(Spatial annotation entries)
^^^^^^^^^^^^^^^^

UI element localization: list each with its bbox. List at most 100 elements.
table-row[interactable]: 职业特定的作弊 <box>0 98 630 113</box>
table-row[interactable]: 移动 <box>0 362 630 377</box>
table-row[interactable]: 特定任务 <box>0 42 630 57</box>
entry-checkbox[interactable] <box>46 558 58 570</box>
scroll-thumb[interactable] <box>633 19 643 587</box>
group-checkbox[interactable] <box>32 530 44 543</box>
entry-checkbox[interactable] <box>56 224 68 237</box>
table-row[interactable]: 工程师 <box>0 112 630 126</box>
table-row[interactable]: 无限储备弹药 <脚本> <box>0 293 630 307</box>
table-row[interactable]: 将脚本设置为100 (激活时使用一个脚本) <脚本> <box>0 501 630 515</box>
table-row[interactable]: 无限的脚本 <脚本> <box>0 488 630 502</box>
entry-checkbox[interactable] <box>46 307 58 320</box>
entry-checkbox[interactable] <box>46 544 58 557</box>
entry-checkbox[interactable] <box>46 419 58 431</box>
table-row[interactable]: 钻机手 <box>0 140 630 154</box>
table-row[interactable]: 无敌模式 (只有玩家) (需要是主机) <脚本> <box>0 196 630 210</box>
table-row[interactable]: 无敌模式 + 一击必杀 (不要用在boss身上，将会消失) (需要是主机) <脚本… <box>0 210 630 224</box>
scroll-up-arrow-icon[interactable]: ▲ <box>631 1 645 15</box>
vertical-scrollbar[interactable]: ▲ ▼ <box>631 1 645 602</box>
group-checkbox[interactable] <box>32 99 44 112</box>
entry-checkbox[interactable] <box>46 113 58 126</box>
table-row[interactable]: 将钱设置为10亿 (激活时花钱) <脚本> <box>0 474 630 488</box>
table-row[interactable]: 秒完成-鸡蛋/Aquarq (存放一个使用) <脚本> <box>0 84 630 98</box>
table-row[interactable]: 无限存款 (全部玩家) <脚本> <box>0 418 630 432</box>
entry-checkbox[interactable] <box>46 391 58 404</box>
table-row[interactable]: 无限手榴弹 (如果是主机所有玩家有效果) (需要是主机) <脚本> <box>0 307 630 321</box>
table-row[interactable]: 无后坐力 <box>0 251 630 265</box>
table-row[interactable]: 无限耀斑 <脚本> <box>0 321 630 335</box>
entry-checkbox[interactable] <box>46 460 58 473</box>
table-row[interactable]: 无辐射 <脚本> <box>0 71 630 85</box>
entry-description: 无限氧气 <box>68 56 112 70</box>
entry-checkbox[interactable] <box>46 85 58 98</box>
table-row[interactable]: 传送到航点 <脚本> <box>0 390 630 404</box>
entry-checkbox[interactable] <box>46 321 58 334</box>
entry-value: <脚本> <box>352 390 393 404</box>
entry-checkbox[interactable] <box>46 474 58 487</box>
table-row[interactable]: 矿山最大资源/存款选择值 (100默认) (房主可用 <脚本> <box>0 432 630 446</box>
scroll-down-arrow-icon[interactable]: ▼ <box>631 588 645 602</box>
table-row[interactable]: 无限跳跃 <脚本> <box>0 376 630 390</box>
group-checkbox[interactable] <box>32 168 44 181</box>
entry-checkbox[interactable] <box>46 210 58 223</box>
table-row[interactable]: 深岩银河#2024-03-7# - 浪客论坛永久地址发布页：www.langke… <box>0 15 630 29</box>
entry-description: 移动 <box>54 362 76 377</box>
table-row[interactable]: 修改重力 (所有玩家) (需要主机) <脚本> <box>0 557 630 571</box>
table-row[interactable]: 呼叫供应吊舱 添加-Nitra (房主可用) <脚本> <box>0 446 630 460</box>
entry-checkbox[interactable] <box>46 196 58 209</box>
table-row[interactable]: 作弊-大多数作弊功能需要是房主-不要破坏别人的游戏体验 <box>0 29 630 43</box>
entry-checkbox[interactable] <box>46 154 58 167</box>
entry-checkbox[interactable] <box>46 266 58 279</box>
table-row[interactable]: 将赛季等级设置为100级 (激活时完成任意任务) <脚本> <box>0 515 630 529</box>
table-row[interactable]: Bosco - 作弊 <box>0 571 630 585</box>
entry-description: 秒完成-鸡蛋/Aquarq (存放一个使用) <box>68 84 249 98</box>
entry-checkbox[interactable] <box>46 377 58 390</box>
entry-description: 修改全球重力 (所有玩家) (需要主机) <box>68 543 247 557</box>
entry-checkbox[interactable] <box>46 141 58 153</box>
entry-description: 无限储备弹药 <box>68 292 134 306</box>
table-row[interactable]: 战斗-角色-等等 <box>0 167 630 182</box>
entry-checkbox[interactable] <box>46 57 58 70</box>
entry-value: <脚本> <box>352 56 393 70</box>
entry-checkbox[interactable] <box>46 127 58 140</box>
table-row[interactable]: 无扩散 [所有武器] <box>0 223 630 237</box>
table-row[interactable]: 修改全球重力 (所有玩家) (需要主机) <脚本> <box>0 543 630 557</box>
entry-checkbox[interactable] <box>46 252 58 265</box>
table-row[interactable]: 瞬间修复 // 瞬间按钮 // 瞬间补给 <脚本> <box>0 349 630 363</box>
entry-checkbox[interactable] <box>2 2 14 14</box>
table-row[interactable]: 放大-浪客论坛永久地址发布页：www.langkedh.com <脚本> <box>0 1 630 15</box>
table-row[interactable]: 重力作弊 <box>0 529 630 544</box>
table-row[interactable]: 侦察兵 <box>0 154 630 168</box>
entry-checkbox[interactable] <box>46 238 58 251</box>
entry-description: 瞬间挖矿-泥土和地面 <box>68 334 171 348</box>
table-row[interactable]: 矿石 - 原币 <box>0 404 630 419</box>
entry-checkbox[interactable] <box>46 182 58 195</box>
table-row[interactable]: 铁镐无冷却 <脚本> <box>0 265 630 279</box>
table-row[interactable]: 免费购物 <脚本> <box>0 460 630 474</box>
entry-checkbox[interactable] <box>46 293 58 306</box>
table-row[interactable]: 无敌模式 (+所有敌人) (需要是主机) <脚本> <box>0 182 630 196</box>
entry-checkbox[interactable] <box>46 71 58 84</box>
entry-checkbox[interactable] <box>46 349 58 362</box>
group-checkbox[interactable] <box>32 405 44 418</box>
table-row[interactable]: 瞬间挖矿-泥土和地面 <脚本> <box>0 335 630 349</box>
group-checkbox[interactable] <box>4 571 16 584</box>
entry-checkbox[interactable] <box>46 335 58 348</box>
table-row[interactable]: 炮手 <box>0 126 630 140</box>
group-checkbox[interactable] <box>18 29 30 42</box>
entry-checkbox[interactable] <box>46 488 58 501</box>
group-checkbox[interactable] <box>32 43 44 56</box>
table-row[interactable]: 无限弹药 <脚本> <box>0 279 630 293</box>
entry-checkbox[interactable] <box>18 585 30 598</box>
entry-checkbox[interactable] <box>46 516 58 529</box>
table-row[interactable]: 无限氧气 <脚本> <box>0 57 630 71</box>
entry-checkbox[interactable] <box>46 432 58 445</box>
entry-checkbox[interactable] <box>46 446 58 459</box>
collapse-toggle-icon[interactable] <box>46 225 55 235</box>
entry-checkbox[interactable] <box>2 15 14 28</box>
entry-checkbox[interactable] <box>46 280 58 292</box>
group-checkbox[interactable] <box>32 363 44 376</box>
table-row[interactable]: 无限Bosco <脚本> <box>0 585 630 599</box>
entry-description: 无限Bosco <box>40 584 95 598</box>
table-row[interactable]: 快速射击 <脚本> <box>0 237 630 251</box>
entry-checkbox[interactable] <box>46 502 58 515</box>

^^^^^^^^^^^^^^^^

**Aim of the task:** Starting with the first line of the entries, retype each line unchanged, and stop after the line that contains "table-row[interactable]: 无敌模式 +".

**Solved problem:**
UI element localization: list each with its bbox. List at most 100 elements.
table-row[interactable]: 职业特定的作弊 <box>0 98 630 113</box>
table-row[interactable]: 移动 <box>0 362 630 377</box>
table-row[interactable]: 特定任务 <box>0 42 630 57</box>
entry-checkbox[interactable] <box>46 558 58 570</box>
scroll-thumb[interactable] <box>633 19 643 587</box>
group-checkbox[interactable] <box>32 530 44 543</box>
entry-checkbox[interactable] <box>56 224 68 237</box>
table-row[interactable]: 工程师 <box>0 112 630 126</box>
table-row[interactable]: 无限储备弹药 <脚本> <box>0 293 630 307</box>
table-row[interactable]: 将脚本设置为100 (激活时使用一个脚本) <脚本> <box>0 501 630 515</box>
table-row[interactable]: 无限的脚本 <脚本> <box>0 488 630 502</box>
entry-checkbox[interactable] <box>46 307 58 320</box>
entry-checkbox[interactable] <box>46 544 58 557</box>
entry-checkbox[interactable] <box>46 419 58 431</box>
table-row[interactable]: 钻机手 <box>0 140 630 154</box>
table-row[interactable]: 无敌模式 (只有玩家) (需要是主机) <脚本> <box>0 196 630 210</box>
table-row[interactable]: 无敌模式 + 一击必杀 (不要用在boss身上，将会消失) (需要是主机) <脚本… <box>0 210 630 224</box>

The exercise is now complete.